### SHORT PROBLEM
Extract all of the entries and give them again, word for word.
• • •
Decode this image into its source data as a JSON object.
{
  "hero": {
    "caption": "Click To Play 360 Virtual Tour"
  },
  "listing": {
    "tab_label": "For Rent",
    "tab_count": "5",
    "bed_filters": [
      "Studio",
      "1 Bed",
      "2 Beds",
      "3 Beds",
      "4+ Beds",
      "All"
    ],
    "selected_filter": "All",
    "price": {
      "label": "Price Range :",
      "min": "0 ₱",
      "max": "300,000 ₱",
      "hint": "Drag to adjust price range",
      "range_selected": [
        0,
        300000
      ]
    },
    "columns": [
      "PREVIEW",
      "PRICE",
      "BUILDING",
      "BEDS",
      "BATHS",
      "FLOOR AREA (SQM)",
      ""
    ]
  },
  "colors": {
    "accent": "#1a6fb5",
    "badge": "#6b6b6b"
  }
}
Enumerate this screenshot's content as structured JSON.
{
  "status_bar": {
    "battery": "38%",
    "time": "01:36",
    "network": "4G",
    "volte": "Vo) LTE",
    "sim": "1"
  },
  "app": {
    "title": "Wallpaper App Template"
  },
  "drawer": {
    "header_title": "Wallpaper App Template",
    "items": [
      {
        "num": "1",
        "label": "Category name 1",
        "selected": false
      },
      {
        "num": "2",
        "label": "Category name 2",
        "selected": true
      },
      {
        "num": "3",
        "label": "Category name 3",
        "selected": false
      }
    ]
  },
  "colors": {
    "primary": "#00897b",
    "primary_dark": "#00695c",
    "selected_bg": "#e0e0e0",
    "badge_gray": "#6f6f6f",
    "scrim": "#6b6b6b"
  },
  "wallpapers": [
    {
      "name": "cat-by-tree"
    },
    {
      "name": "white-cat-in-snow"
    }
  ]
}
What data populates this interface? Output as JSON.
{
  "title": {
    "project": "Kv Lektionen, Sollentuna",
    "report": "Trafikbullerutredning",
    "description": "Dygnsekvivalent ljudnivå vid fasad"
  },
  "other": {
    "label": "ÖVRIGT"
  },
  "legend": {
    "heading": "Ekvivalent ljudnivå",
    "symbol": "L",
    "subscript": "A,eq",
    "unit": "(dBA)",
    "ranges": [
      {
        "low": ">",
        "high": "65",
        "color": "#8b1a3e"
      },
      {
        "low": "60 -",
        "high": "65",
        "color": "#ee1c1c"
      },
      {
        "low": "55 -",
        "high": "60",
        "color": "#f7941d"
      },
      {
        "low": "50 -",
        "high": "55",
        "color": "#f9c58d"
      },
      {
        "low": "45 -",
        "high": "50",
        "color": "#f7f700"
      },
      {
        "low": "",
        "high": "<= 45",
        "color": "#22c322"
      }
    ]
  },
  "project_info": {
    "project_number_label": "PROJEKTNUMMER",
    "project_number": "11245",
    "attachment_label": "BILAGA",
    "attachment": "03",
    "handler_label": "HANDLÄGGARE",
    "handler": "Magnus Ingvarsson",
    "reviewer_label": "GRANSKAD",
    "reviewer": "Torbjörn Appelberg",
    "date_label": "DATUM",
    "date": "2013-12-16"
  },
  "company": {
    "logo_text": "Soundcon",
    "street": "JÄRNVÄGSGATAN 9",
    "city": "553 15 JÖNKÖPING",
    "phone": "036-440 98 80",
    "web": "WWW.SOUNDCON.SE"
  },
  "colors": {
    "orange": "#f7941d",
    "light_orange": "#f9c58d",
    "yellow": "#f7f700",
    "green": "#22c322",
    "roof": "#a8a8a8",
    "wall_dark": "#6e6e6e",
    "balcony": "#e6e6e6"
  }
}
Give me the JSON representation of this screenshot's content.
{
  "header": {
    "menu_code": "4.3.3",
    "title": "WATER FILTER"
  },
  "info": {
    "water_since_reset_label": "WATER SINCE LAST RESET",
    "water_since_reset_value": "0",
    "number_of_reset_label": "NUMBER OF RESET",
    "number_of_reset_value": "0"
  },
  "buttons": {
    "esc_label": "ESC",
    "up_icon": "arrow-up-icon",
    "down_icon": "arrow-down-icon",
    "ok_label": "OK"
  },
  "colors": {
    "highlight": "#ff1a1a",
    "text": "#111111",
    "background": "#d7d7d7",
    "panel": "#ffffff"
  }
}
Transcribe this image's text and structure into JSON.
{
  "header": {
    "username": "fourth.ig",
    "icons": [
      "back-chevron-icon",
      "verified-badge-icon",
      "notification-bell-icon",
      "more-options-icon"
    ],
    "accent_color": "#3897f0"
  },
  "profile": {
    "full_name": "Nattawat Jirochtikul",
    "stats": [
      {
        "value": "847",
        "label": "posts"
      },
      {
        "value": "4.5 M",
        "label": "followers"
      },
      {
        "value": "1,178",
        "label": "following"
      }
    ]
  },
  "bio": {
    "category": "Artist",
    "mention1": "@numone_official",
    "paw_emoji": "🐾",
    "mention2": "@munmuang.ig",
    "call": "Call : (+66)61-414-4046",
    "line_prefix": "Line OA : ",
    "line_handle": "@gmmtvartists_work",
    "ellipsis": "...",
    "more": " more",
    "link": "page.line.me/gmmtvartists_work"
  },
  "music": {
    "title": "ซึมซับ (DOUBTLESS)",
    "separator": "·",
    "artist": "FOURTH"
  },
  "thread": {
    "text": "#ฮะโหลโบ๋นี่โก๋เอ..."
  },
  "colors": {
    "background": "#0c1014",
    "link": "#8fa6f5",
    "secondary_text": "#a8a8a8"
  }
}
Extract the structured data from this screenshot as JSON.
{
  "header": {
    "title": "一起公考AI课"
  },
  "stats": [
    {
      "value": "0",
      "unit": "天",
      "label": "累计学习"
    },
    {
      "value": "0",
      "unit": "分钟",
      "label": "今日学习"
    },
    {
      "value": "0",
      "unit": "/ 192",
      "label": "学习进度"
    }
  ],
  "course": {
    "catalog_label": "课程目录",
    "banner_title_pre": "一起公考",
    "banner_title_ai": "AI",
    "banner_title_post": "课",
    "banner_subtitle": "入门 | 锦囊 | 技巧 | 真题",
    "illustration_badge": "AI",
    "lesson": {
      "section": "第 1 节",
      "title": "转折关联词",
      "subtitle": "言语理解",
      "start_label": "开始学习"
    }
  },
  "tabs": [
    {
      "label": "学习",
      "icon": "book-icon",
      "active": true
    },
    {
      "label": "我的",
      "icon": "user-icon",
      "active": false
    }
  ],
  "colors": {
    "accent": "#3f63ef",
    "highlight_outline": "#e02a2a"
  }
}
• • •
### REPLY
Decode this image into its source data as a JSON object.
{
  "hero": {
    "caption": "Click To Play 360 Virtual Tour"
  },
  "listing": {
    "tab_label": "For Rent",
    "tab_count": "5",
    "bed_filters": [
      "Studio",
      "1 Bed",
      "2 Beds",
      "3 Beds",
      "4+ Beds",
      "All"
    ],
    "selected_filter": "All",
    "price": {
      "label": "Price Range :",
      "min": "0 ₱",
      "max": "300,000 ₱",
      "hint": "Drag to adjust price range",
      "range_selected": [
        0,
        300000
      ]
    },
    "columns": [
      "PREVIEW",
      "PRICE",
      "BUILDING",
      "BEDS",
      "BATHS",
      "FLOOR AREA (SQM)",
      ""
    ]
  },
  "colors": {
    "accent": "#1a6fb5",
    "badge": "#6b6b6b"
  }
}
Enumerate this screenshot's content as structured JSON.
{
  "status_bar": {
    "battery": "38%",
    "time": "01:36",
    "network": "4G",
    "volte": "Vo) LTE",
    "sim": "1"
  },
  "app": {
    "title": "Wallpaper App Template"
  },
  "drawer": {
    "header_title": "Wallpaper App Template",
    "items": [
      {
        "num": "1",
        "label": "Category name 1",
        "selected": false
      },
      {
        "num": "2",
        "label": "Category name 2",
        "selected": true
      },
      {
        "num": "3",
        "label": "Category name 3",
        "selected": false
      }
    ]
  },
  "colors": {
    "primary": "#00897b",
    "primary_dark": "#00695c",
    "selected_bg": "#e0e0e0",
    "badge_gray": "#6f6f6f",
    "scrim": "#6b6b6b"
  },
  "wallpapers": [
    {
      "name": "cat-by-tree"
    },
    {
      "name": "white-cat-in-snow"
    }
  ]
}
What data populates this interface? Output as JSON.
{
  "title": {
    "project": "Kv Lektionen, Sollentuna",
    "report": "Trafikbullerutredning",
    "description": "Dygnsekvivalent ljudnivå vid fasad"
  },
  "other": {
    "label": "ÖVRIGT"
  },
  "legend": {
    "heading": "Ekvivalent ljudnivå",
    "symbol": "L",
    "subscript": "A,eq",
    "unit": "(dBA)",
    "ranges": [
      {
        "low": ">",
        "high": "65",
        "color": "#8b1a3e"
      },
      {
        "low": "60 -",
        "high": "65",
        "color": "#ee1c1c"
      },
      {
        "low": "55 -",
        "high": "60",
        "color": "#f7941d"
      },
      {
        "low": "50 -",
        "high": "55",
        "color": "#f9c58d"
      },
      {
        "low": "45 -",
        "high": "50",
        "color": "#f7f700"
      },
      {
        "low": "",
        "high": "<= 45",
        "color": "#22c322"
      }
    ]
  },
  "project_info": {
    "project_number_label": "PROJEKTNUMMER",
    "project_number": "11245",
    "attachment_label": "BILAGA",
    "attachment": "03",
    "handler_label": "HANDLÄGGARE",
    "handler": "Magnus Ingvarsson",
    "reviewer_label": "GRANSKAD",
    "reviewer": "Torbjörn Appelberg",
    "date_label": "DATUM",
    "date": "2013-12-16"
  },
  "company": {
    "logo_text": "Soundcon",
    "street": "JÄRNVÄGSGATAN 9",
    "city": "553 15 JÖNKÖPING",
    "phone": "036-440 98 80",
    "web": "WWW.SOUNDCON.SE"
  },
  "colors": {
    "orange": "#f7941d",
    "light_orange": "#f9c58d",
    "yellow": "#f7f700",
    "green": "#22c322",
    "roof": "#a8a8a8",
    "wall_dark": "#6e6e6e",
    "balcony": "#e6e6e6"
  }
}
Give me the JSON representation of this screenshot's content.
{
  "header": {
    "menu_code": "4.3.3",
    "title": "WATER FILTER"
  },
  "info": {
    "water_since_reset_label": "WATER SINCE LAST RESET",
    "water_since_reset_value": "0",
    "number_of_reset_label": "NUMBER OF RESET",
    "number_of_reset_value": "0"
  },
  "buttons": {
    "esc_label": "ESC",
    "up_icon": "arrow-up-icon",
    "down_icon": "arrow-down-icon",
    "ok_label": "OK"
  },
  "colors": {
    "highlight": "#ff1a1a",
    "text": "#111111",
    "background": "#d7d7d7",
    "panel": "#ffffff"
  }
}
Transcribe this image's text and structure into JSON.
{
  "header": {
    "username": "fourth.ig",
    "icons": [
      "back-chevron-icon",
      "verified-badge-icon",
      "notification-bell-icon",
      "more-options-icon"
    ],
    "accent_color": "#3897f0"
  },
  "profile": {
    "full_name": "Nattawat Jirochtikul",
    "stats": [
      {
        "value": "847",
        "label": "posts"
      },
      {
        "value": "4.5 M",
        "label": "followers"
      },
      {
        "value": "1,178",
        "label": "following"
      }
    ]
  },
  "bio": {
    "category": "Artist",
    "mention1": "@numone_official",
    "paw_emoji": "🐾",
    "mention2": "@munmuang.ig",
    "call": "Call : (+66)61-414-4046",
    "line_prefix": "Line OA : ",
    "line_handle": "@gmmtvartists_work",
    "ellipsis": "...",
    "more": " more",
    "link": "page.line.me/gmmtvartists_work"
  },
  "music": {
    "title": "ซึมซับ (DOUBTLESS)",
    "separator": "·",
    "artist": "FOURTH"
  },
  "thread": {
    "text": "#ฮะโหลโบ๋นี่โก๋เอ..."
  },
  "colors": {
    "background": "#0c1014",
    "link": "#8fa6f5",
    "secondary_text": "#a8a8a8"
  }
}
Extract the structured data from this screenshot as JSON.
{
  "header": {
    "title": "一起公考AI课"
  },
  "stats": [
    {
      "value": "0",
      "unit": "天",
      "label": "累计学习"
    },
    {
      "value": "0",
      "unit": "分钟",
      "label": "今日学习"
    },
    {
      "value": "0",
      "unit": "/ 192",
      "label": "学习进度"
    }
  ],
  "course": {
    "catalog_label": "课程目录",
    "banner_title_pre": "一起公考",
    "banner_title_ai": "AI",
    "banner_title_post": "课",
    "banner_subtitle": "入门 | 锦囊 | 技巧 | 真题",
    "illustration_badge": "AI",
    "lesson": {
      "section": "第 1 节",
      "title": "转折关联词",
      "subtitle": "言语理解",
      "start_label": "开始学习"
    }
  },
  "tabs": [
    {
      "label": "学习",
      "icon": "book-icon",
      "active": true
    },
    {
      "label": "我的",
      "icon": "user-icon",
      "active": false
    }
  ],
  "colors": {
    "accent": "#3f63ef",
    "highlight_outline": "#e02a2a"
  }
}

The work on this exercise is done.